--- Data lines ---

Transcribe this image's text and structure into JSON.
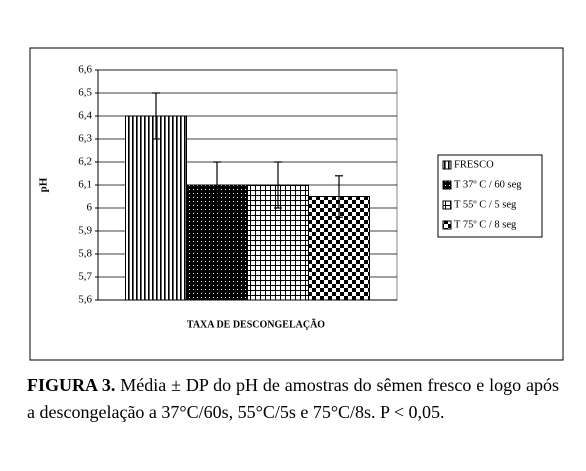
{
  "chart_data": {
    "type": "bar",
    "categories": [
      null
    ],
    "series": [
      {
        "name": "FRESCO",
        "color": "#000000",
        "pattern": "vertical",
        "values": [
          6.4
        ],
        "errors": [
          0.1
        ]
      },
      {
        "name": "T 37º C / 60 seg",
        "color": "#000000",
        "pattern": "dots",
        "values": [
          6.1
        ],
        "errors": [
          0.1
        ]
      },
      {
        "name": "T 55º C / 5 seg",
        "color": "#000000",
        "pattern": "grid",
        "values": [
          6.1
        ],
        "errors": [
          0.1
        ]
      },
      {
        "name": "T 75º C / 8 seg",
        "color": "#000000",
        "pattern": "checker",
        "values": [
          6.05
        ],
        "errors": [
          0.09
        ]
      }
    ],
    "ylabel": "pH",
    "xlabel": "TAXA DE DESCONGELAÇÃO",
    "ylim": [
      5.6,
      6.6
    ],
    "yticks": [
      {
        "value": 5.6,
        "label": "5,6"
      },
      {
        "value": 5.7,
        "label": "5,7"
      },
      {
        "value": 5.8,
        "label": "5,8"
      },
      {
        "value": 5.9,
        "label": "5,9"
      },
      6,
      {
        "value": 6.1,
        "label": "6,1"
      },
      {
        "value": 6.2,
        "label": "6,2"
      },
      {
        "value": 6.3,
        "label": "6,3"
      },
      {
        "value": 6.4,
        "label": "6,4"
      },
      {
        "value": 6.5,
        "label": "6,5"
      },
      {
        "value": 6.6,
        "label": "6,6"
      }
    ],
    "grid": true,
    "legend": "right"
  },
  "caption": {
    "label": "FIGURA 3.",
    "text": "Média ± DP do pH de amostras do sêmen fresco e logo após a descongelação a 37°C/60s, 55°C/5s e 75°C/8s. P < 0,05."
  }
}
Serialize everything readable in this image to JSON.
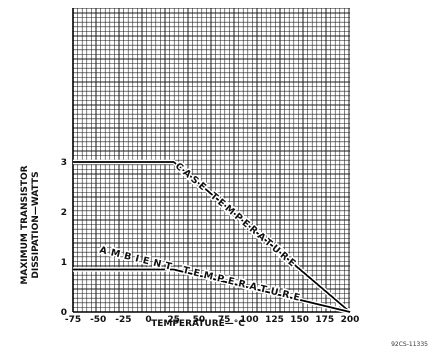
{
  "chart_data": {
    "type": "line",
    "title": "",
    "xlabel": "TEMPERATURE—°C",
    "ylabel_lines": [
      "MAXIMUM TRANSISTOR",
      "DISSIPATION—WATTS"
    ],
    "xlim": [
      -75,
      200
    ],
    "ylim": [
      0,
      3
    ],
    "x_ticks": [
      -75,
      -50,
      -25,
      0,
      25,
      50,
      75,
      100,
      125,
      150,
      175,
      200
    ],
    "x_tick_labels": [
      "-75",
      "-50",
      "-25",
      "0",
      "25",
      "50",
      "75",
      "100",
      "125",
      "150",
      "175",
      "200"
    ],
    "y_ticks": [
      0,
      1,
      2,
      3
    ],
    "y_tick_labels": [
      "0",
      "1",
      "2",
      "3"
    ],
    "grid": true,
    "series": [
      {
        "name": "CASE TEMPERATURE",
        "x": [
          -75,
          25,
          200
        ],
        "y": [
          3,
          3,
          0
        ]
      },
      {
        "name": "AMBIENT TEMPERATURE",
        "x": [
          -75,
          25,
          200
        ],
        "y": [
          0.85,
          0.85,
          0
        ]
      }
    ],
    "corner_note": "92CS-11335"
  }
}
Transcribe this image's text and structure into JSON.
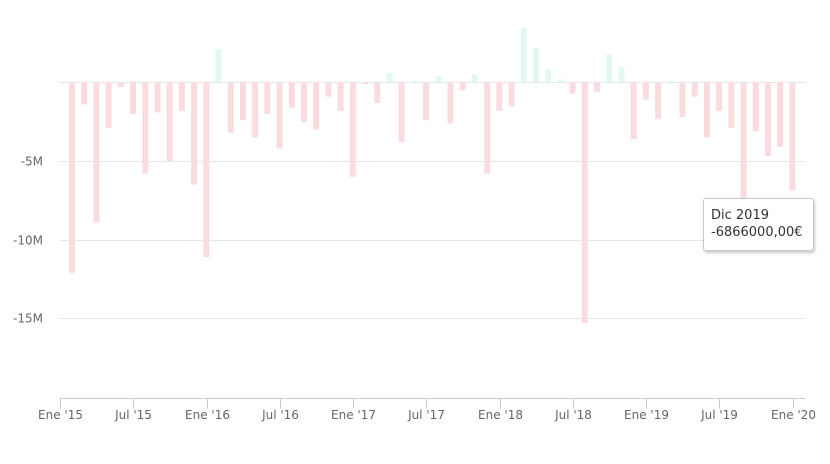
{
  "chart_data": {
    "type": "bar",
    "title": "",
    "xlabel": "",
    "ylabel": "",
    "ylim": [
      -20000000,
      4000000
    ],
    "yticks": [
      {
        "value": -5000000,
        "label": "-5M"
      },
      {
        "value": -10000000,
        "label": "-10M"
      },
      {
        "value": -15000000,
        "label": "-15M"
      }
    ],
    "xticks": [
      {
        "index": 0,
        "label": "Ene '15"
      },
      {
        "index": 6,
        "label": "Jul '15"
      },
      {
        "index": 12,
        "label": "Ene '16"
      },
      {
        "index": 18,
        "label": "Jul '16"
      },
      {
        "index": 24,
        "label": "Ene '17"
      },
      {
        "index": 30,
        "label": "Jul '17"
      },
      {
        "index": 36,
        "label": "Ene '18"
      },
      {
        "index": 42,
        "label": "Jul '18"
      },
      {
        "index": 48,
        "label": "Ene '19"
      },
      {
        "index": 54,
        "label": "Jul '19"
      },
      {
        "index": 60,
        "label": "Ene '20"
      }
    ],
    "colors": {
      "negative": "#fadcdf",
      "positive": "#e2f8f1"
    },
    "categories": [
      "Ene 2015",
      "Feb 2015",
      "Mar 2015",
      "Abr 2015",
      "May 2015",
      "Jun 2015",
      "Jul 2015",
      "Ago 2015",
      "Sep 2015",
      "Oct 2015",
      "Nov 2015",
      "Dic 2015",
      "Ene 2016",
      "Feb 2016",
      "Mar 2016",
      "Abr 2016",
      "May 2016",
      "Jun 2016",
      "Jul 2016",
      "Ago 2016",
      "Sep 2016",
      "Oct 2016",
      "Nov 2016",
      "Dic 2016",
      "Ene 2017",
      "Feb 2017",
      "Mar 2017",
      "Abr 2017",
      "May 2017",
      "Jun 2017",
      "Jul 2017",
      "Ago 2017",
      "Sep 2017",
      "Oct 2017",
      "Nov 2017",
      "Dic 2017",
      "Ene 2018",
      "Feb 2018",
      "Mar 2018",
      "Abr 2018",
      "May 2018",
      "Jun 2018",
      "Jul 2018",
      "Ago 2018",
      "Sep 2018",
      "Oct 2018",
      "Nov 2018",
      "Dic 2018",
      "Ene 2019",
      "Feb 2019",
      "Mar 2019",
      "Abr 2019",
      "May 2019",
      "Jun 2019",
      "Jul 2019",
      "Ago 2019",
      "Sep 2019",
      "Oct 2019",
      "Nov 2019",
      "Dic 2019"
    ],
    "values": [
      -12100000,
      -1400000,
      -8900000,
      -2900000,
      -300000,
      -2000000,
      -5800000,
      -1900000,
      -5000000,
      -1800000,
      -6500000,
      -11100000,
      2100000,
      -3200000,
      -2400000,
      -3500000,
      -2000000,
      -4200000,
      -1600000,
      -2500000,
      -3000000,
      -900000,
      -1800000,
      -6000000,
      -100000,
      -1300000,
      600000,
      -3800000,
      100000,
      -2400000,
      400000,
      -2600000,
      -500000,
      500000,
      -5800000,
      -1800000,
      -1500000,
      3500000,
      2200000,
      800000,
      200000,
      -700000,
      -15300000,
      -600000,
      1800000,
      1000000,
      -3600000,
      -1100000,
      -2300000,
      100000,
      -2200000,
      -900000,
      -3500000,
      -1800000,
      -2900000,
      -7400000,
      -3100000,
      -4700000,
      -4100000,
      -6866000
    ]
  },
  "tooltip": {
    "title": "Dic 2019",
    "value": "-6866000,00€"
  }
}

---

> _Task brief_: Exact duplication of all the records is required; pictures are omitted from the copy.

> _Completed task_:
Transcribe this image's text and structure into JSON.
{
  "chart_data": {
    "type": "bar",
    "categories": [
      null
    ],
    "series": [
      {
        "name": "FRESCO",
        "color": "#000000",
        "pattern": "vertical",
        "values": [
          6.4
        ],
        "errors": [
          0.1
        ]
      },
      {
        "name": "T 37º C / 60 seg",
        "color": "#000000",
        "pattern": "dots",
        "values": [
          6.1
        ],
        "errors": [
          0.1
        ]
      },
      {
        "name": "T 55º C / 5 seg",
        "color": "#000000",
        "pattern": "grid",
        "values": [
          6.1
        ],
        "errors": [
          0.1
        ]
      },
      {
        "name": "T 75º C / 8 seg",
        "color": "#000000",
        "pattern": "checker",
        "values": [
          6.05
        ],
        "errors": [
          0.09
        ]
      }
    ],
    "ylabel": "pH",
    "xlabel": "TAXA DE DESCONGELAÇÃO",
    "ylim": [
      5.6,
      6.6
    ],
    "yticks": [
      {
        "value": 5.6,
        "label": "5,6"
      },
      {
        "value": 5.7,
        "label": "5,7"
      },
      {
        "value": 5.8,
        "label": "5,8"
      },
      {
        "value": 5.9,
        "label": "5,9"
      },
      6,
      {
        "value": 6.1,
        "label": "6,1"
      },
      {
        "value": 6.2,
        "label": "6,2"
      },
      {
        "value": 6.3,
        "label": "6,3"
      },
      {
        "value": 6.4,
        "label": "6,4"
      },
      {
        "value": 6.5,
        "label": "6,5"
      },
      {
        "value": 6.6,
        "label": "6,6"
      }
    ],
    "grid": true,
    "legend": "right"
  },
  "caption": {
    "label": "FIGURA 3.",
    "text": "Média ± DP do pH de amostras do sêmen fresco e logo após a descongelação a 37°C/60s, 55°C/5s e 75°C/8s. P < 0,05."
  }
}
Serialize everything readable in this image to JSON.
{
  "chart_data": {
    "type": "line",
    "title": "",
    "xlabel": "TEMPERATURE—°C",
    "ylabel_lines": [
      "MAXIMUM TRANSISTOR",
      "DISSIPATION—WATTS"
    ],
    "xlim": [
      -75,
      200
    ],
    "ylim": [
      0,
      3
    ],
    "x_ticks": [
      -75,
      -50,
      -25,
      0,
      25,
      50,
      75,
      100,
      125,
      150,
      175,
      200
    ],
    "x_tick_labels": [
      "-75",
      "-50",
      "-25",
      "0",
      "25",
      "50",
      "75",
      "100",
      "125",
      "150",
      "175",
      "200"
    ],
    "y_ticks": [
      0,
      1,
      2,
      3
    ],
    "y_tick_labels": [
      "0",
      "1",
      "2",
      "3"
    ],
    "grid": true,
    "series": [
      {
        "name": "CASE TEMPERATURE",
        "x": [
          -75,
          25,
          200
        ],
        "y": [
          3,
          3,
          0
        ]
      },
      {
        "name": "AMBIENT TEMPERATURE",
        "x": [
          -75,
          25,
          200
        ],
        "y": [
          0.85,
          0.85,
          0
        ]
      }
    ],
    "corner_note": "92CS-11335"
  }
}
Transcribe this image's text and structure into JSON.
{
  "chart_data": {
    "type": "bar",
    "title": "",
    "xlabel": "",
    "ylabel": "",
    "ylim": [
      -20000000,
      4000000
    ],
    "yticks": [
      {
        "value": -5000000,
        "label": "-5M"
      },
      {
        "value": -10000000,
        "label": "-10M"
      },
      {
        "value": -15000000,
        "label": "-15M"
      }
    ],
    "xticks": [
      {
        "index": 0,
        "label": "Ene '15"
      },
      {
        "index": 6,
        "label": "Jul '15"
      },
      {
        "index": 12,
        "label": "Ene '16"
      },
      {
        "index": 18,
        "label": "Jul '16"
      },
      {
        "index": 24,
        "label": "Ene '17"
      },
      {
        "index": 30,
        "label": "Jul '17"
      },
      {
        "index": 36,
        "label": "Ene '18"
      },
      {
        "index": 42,
        "label": "Jul '18"
      },
      {
        "index": 48,
        "label": "Ene '19"
      },
      {
        "index": 54,
        "label": "Jul '19"
      },
      {
        "index": 60,
        "label": "Ene '20"
      }
    ],
    "colors": {
      "negative": "#fadcdf",
      "positive": "#e2f8f1"
    },
    "categories": [
      "Ene 2015",
      "Feb 2015",
      "Mar 2015",
      "Abr 2015",
      "May 2015",
      "Jun 2015",
      "Jul 2015",
      "Ago 2015",
      "Sep 2015",
      "Oct 2015",
      "Nov 2015",
      "Dic 2015",
      "Ene 2016",
      "Feb 2016",
      "Mar 2016",
      "Abr 2016",
      "May 2016",
      "Jun 2016",
      "Jul 2016",
      "Ago 2016",
      "Sep 2016",
      "Oct 2016",
      "Nov 2016",
      "Dic 2016",
      "Ene 2017",
      "Feb 2017",
      "Mar 2017",
      "Abr 2017",
      "May 2017",
      "Jun 2017",
      "Jul 2017",
      "Ago 2017",
      "Sep 2017",
      "Oct 2017",
      "Nov 2017",
      "Dic 2017",
      "Ene 2018",
      "Feb 2018",
      "Mar 2018",
      "Abr 2018",
      "May 2018",
      "Jun 2018",
      "Jul 2018",
      "Ago 2018",
      "Sep 2018",
      "Oct 2018",
      "Nov 2018",
      "Dic 2018",
      "Ene 2019",
      "Feb 2019",
      "Mar 2019",
      "Abr 2019",
      "May 2019",
      "Jun 2019",
      "Jul 2019",
      "Ago 2019",
      "Sep 2019",
      "Oct 2019",
      "Nov 2019",
      "Dic 2019"
    ],
    "values": [
      -12100000,
      -1400000,
      -8900000,
      -2900000,
      -300000,
      -2000000,
      -5800000,
      -1900000,
      -5000000,
      -1800000,
      -6500000,
      -11100000,
      2100000,
      -3200000,
      -2400000,
      -3500000,
      -2000000,
      -4200000,
      -1600000,
      -2500000,
      -3000000,
      -900000,
      -1800000,
      -6000000,
      -100000,
      -1300000,
      600000,
      -3800000,
      100000,
      -2400000,
      400000,
      -2600000,
      -500000,
      500000,
      -5800000,
      -1800000,
      -1500000,
      3500000,
      2200000,
      800000,
      200000,
      -700000,
      -15300000,
      -600000,
      1800000,
      1000000,
      -3600000,
      -1100000,
      -2300000,
      100000,
      -2200000,
      -900000,
      -3500000,
      -1800000,
      -2900000,
      -7400000,
      -3100000,
      -4700000,
      -4100000,
      -6866000
    ]
  },
  "tooltip": {
    "title": "Dic 2019",
    "value": "-6866000,00€"
  }
}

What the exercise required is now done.